→ **Set task**: All lines in which the word "image" occurs are to be extracted.

→ **Data to use**:
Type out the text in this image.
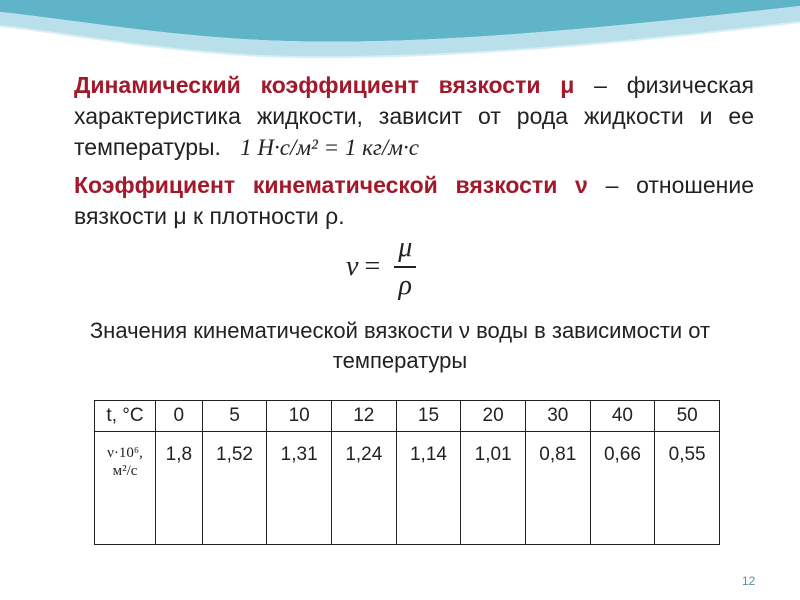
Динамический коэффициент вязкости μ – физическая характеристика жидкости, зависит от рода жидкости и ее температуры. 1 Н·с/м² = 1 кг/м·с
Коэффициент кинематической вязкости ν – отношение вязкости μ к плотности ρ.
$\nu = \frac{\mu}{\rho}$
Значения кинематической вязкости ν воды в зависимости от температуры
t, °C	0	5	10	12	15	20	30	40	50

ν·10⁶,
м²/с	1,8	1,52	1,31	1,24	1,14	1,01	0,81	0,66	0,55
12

---

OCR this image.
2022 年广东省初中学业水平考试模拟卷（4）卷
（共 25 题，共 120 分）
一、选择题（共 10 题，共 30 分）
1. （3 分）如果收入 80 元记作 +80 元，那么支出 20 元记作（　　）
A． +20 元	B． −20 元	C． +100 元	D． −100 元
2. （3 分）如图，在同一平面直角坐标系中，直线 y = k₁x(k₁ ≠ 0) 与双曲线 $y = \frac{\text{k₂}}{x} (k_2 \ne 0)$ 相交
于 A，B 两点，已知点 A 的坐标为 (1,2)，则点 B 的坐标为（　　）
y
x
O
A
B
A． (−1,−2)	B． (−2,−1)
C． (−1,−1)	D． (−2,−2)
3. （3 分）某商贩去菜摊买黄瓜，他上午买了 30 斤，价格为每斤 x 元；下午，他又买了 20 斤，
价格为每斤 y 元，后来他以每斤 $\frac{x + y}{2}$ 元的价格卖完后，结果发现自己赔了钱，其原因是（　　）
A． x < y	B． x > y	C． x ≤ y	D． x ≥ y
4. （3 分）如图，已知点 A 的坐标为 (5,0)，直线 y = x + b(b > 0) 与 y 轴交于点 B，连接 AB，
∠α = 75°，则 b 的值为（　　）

→ **Final result**:
Type out the text in this image.
OCR this image.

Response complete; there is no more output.